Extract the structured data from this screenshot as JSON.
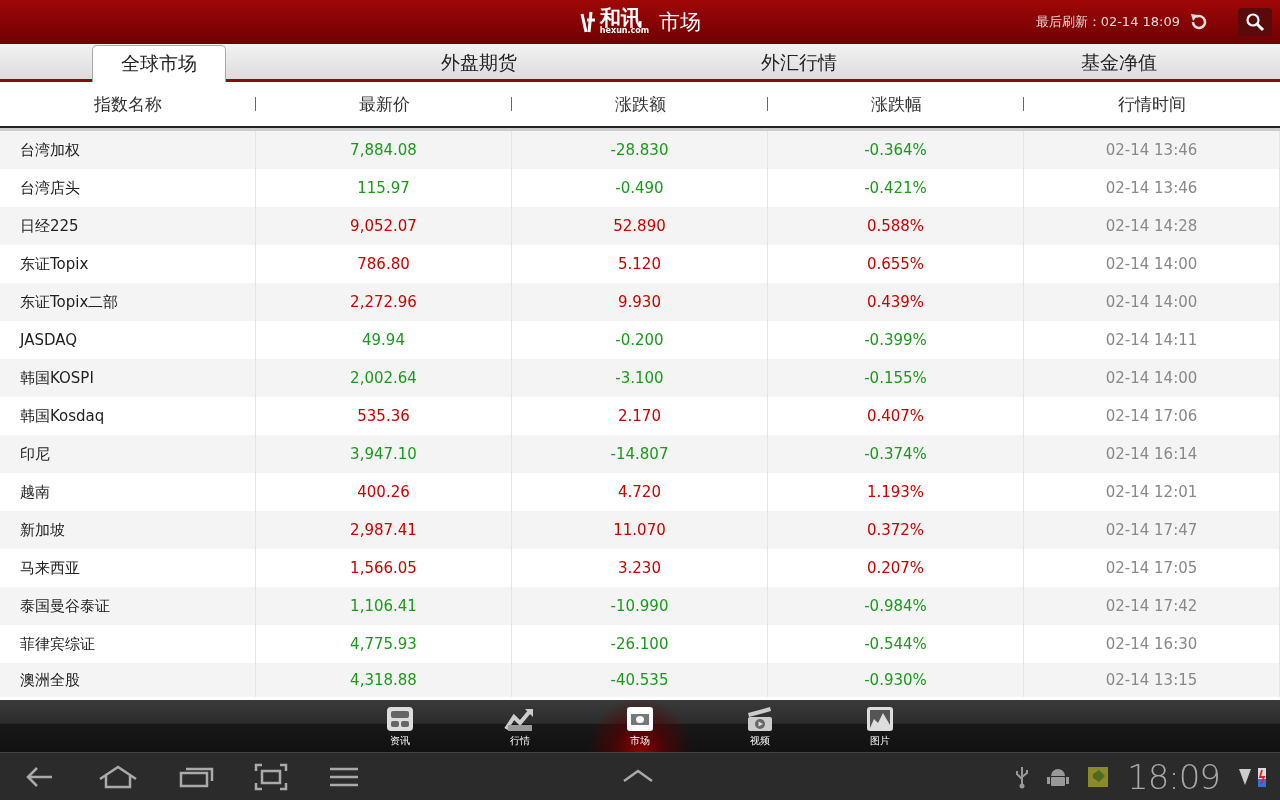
{
  "header": {
    "logo_text": "和讯",
    "logo_sub": "hexun.com",
    "title": "市场",
    "refresh_label": "最后刷新：02-14 18:09"
  },
  "tabs": [
    {
      "label": "全球市场",
      "selected": true
    },
    {
      "label": "外盘期货",
      "selected": false
    },
    {
      "label": "外汇行情",
      "selected": false
    },
    {
      "label": "基金净值",
      "selected": false
    }
  ],
  "table": {
    "columns": [
      "指数名称",
      "最新价",
      "涨跌额",
      "涨跌幅",
      "行情时间"
    ],
    "rows": [
      {
        "name": "台湾加权",
        "price": "7,884.08",
        "change": "-28.830",
        "percent": "-0.364%",
        "time": "02-14 13:46",
        "color": "#1a9a1a"
      },
      {
        "name": "台湾店头",
        "price": "115.97",
        "change": "-0.490",
        "percent": "-0.421%",
        "time": "02-14 13:46",
        "color": "#1a9a1a"
      },
      {
        "name": "日经225",
        "price": "9,052.07",
        "change": "52.890",
        "percent": "0.588%",
        "time": "02-14 14:28",
        "color": "#cc0000"
      },
      {
        "name": "东证Topix",
        "price": "786.80",
        "change": "5.120",
        "percent": "0.655%",
        "time": "02-14 14:00",
        "color": "#cc0000"
      },
      {
        "name": "东证Topix二部",
        "price": "2,272.96",
        "change": "9.930",
        "percent": "0.439%",
        "time": "02-14 14:00",
        "color": "#cc0000"
      },
      {
        "name": "JASDAQ",
        "price": "49.94",
        "change": "-0.200",
        "percent": "-0.399%",
        "time": "02-14 14:11",
        "color": "#1a9a1a"
      },
      {
        "name": "韩国KOSPI",
        "price": "2,002.64",
        "change": "-3.100",
        "percent": "-0.155%",
        "time": "02-14 14:00",
        "color": "#1a9a1a"
      },
      {
        "name": "韩国Kosdaq",
        "price": "535.36",
        "change": "2.170",
        "percent": "0.407%",
        "time": "02-14 17:06",
        "color": "#cc0000"
      },
      {
        "name": "印尼",
        "price": "3,947.10",
        "change": "-14.807",
        "percent": "-0.374%",
        "time": "02-14 16:14",
        "color": "#1a9a1a"
      },
      {
        "name": "越南",
        "price": "400.26",
        "change": "4.720",
        "percent": "1.193%",
        "time": "02-14 12:01",
        "color": "#cc0000"
      },
      {
        "name": "新加坡",
        "price": "2,987.41",
        "change": "11.070",
        "percent": "0.372%",
        "time": "02-14 17:47",
        "color": "#cc0000"
      },
      {
        "name": "马来西亚",
        "price": "1,566.05",
        "change": "3.230",
        "percent": "0.207%",
        "time": "02-14 17:05",
        "color": "#cc0000"
      },
      {
        "name": "泰国曼谷泰证",
        "price": "1,106.41",
        "change": "-10.990",
        "percent": "-0.984%",
        "time": "02-14 17:42",
        "color": "#1a9a1a"
      },
      {
        "name": "菲律宾综证",
        "price": "4,775.93",
        "change": "-26.100",
        "percent": "-0.544%",
        "time": "02-14 16:30",
        "color": "#1a9a1a"
      },
      {
        "name": "澳洲全股",
        "price": "4,318.88",
        "change": "-40.535",
        "percent": "-0.930%",
        "time": "02-14 13:15",
        "color": "#1a9a1a"
      }
    ]
  },
  "bottom_nav": [
    {
      "label": "资讯",
      "selected": false
    },
    {
      "label": "行情",
      "selected": false
    },
    {
      "label": "市场",
      "selected": true
    },
    {
      "label": "视频",
      "selected": false
    },
    {
      "label": "图片",
      "selected": false
    }
  ],
  "system_bar": {
    "clock": "18:09"
  }
}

□ □ □ □

WRITTEN TASK –
Repeat each entry exactly as given; no pictures belong in the copy.

SOLUTION TO THIS EXERCISE –
Extract the structured data from this screenshot as JSON.
{
  "header": {
    "logo_text": "和讯",
    "logo_sub": "hexun.com",
    "title": "市场",
    "refresh_label": "最后刷新：02-14 18:09"
  },
  "tabs": [
    {
      "label": "全球市场",
      "selected": true
    },
    {
      "label": "外盘期货",
      "selected": false
    },
    {
      "label": "外汇行情",
      "selected": false
    },
    {
      "label": "基金净值",
      "selected": false
    }
  ],
  "table": {
    "columns": [
      "指数名称",
      "最新价",
      "涨跌额",
      "涨跌幅",
      "行情时间"
    ],
    "rows": [
      {
        "name": "台湾加权",
        "price": "7,884.08",
        "change": "-28.830",
        "percent": "-0.364%",
        "time": "02-14 13:46",
        "color": "#1a9a1a"
      },
      {
        "name": "台湾店头",
        "price": "115.97",
        "change": "-0.490",
        "percent": "-0.421%",
        "time": "02-14 13:46",
        "color": "#1a9a1a"
      },
      {
        "name": "日经225",
        "price": "9,052.07",
        "change": "52.890",
        "percent": "0.588%",
        "time": "02-14 14:28",
        "color": "#cc0000"
      },
      {
        "name": "东证Topix",
        "price": "786.80",
        "change": "5.120",
        "percent": "0.655%",
        "time": "02-14 14:00",
        "color": "#cc0000"
      },
      {
        "name": "东证Topix二部",
        "price": "2,272.96",
        "change": "9.930",
        "percent": "0.439%",
        "time": "02-14 14:00",
        "color": "#cc0000"
      },
      {
        "name": "JASDAQ",
        "price": "49.94",
        "change": "-0.200",
        "percent": "-0.399%",
        "time": "02-14 14:11",
        "color": "#1a9a1a"
      },
      {
        "name": "韩国KOSPI",
        "price": "2,002.64",
        "change": "-3.100",
        "percent": "-0.155%",
        "time": "02-14 14:00",
        "color": "#1a9a1a"
      },
      {
        "name": "韩国Kosdaq",
        "price": "535.36",
        "change": "2.170",
        "percent": "0.407%",
        "time": "02-14 17:06",
        "color": "#cc0000"
      },
      {
        "name": "印尼",
        "price": "3,947.10",
        "change": "-14.807",
        "percent": "-0.374%",
        "time": "02-14 16:14",
        "color": "#1a9a1a"
      },
      {
        "name": "越南",
        "price": "400.26",
        "change": "4.720",
        "percent": "1.193%",
        "time": "02-14 12:01",
        "color": "#cc0000"
      },
      {
        "name": "新加坡",
        "price": "2,987.41",
        "change": "11.070",
        "percent": "0.372%",
        "time": "02-14 17:47",
        "color": "#cc0000"
      },
      {
        "name": "马来西亚",
        "price": "1,566.05",
        "change": "3.230",
        "percent": "0.207%",
        "time": "02-14 17:05",
        "color": "#cc0000"
      },
      {
        "name": "泰国曼谷泰证",
        "price": "1,106.41",
        "change": "-10.990",
        "percent": "-0.984%",
        "time": "02-14 17:42",
        "color": "#1a9a1a"
      },
      {
        "name": "菲律宾综证",
        "price": "4,775.93",
        "change": "-26.100",
        "percent": "-0.544%",
        "time": "02-14 16:30",
        "color": "#1a9a1a"
      },
      {
        "name": "澳洲全股",
        "price": "4,318.88",
        "change": "-40.535",
        "percent": "-0.930%",
        "time": "02-14 13:15",
        "color": "#1a9a1a"
      }
    ]
  },
  "bottom_nav": [
    {
      "label": "资讯",
      "selected": false
    },
    {
      "label": "行情",
      "selected": false
    },
    {
      "label": "市场",
      "selected": true
    },
    {
      "label": "视频",
      "selected": false
    },
    {
      "label": "图片",
      "selected": false
    }
  ],
  "system_bar": {
    "clock": "18:09"
  }
}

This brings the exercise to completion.